* STATED PROBLEM
Give back the whole listing exactly as shown.

═══

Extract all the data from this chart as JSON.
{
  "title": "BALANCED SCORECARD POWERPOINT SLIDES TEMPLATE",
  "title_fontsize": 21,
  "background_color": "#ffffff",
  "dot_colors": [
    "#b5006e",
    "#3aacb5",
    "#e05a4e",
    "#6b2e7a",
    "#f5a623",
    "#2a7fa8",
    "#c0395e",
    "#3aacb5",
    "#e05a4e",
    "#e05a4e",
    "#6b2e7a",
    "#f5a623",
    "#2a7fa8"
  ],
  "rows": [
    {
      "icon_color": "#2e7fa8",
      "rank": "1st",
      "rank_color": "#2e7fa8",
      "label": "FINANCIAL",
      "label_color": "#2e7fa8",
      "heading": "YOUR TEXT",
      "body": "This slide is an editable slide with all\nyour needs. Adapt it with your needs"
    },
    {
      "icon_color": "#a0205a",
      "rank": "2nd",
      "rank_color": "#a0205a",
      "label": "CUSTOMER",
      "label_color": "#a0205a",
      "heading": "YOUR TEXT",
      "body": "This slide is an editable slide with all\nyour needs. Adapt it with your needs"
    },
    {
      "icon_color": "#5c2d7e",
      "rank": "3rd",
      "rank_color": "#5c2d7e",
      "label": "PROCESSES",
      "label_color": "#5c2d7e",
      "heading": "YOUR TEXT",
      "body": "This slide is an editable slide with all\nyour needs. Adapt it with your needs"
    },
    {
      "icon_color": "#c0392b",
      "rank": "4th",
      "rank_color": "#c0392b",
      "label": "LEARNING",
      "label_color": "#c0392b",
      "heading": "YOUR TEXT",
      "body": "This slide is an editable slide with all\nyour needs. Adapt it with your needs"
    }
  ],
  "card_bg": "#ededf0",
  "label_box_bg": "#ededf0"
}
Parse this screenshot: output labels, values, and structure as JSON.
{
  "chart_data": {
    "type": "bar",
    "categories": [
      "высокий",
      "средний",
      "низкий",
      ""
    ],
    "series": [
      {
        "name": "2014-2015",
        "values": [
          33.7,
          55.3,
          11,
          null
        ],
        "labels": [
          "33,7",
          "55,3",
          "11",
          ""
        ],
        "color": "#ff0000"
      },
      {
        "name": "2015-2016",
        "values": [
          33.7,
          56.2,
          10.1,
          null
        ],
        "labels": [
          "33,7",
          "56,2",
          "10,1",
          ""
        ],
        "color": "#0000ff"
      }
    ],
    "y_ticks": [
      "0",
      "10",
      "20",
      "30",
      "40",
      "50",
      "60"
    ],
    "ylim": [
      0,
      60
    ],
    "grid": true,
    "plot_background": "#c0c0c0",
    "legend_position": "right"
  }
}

═══

* WRITTEN ANSWER
Extract all the data from this chart as JSON.
{
  "title": "BALANCED SCORECARD POWERPOINT SLIDES TEMPLATE",
  "title_fontsize": 21,
  "background_color": "#ffffff",
  "dot_colors": [
    "#b5006e",
    "#3aacb5",
    "#e05a4e",
    "#6b2e7a",
    "#f5a623",
    "#2a7fa8",
    "#c0395e",
    "#3aacb5",
    "#e05a4e",
    "#e05a4e",
    "#6b2e7a",
    "#f5a623",
    "#2a7fa8"
  ],
  "rows": [
    {
      "icon_color": "#2e7fa8",
      "rank": "1st",
      "rank_color": "#2e7fa8",
      "label": "FINANCIAL",
      "label_color": "#2e7fa8",
      "heading": "YOUR TEXT",
      "body": "This slide is an editable slide with all\nyour needs. Adapt it with your needs"
    },
    {
      "icon_color": "#a0205a",
      "rank": "2nd",
      "rank_color": "#a0205a",
      "label": "CUSTOMER",
      "label_color": "#a0205a",
      "heading": "YOUR TEXT",
      "body": "This slide is an editable slide with all\nyour needs. Adapt it with your needs"
    },
    {
      "icon_color": "#5c2d7e",
      "rank": "3rd",
      "rank_color": "#5c2d7e",
      "label": "PROCESSES",
      "label_color": "#5c2d7e",
      "heading": "YOUR TEXT",
      "body": "This slide is an editable slide with all\nyour needs. Adapt it with your needs"
    },
    {
      "icon_color": "#c0392b",
      "rank": "4th",
      "rank_color": "#c0392b",
      "label": "LEARNING",
      "label_color": "#c0392b",
      "heading": "YOUR TEXT",
      "body": "This slide is an editable slide with all\nyour needs. Adapt it with your needs"
    }
  ],
  "card_bg": "#ededf0",
  "label_box_bg": "#ededf0"
}
Parse this screenshot: output labels, values, and structure as JSON.
{
  "chart_data": {
    "type": "bar",
    "categories": [
      "высокий",
      "средний",
      "низкий",
      ""
    ],
    "series": [
      {
        "name": "2014-2015",
        "values": [
          33.7,
          55.3,
          11,
          null
        ],
        "labels": [
          "33,7",
          "55,3",
          "11",
          ""
        ],
        "color": "#ff0000"
      },
      {
        "name": "2015-2016",
        "values": [
          33.7,
          56.2,
          10.1,
          null
        ],
        "labels": [
          "33,7",
          "56,2",
          "10,1",
          ""
        ],
        "color": "#0000ff"
      }
    ],
    "y_ticks": [
      "0",
      "10",
      "20",
      "30",
      "40",
      "50",
      "60"
    ],
    "ylim": [
      0,
      60
    ],
    "grid": true,
    "plot_background": "#c0c0c0",
    "legend_position": "right"
  }
}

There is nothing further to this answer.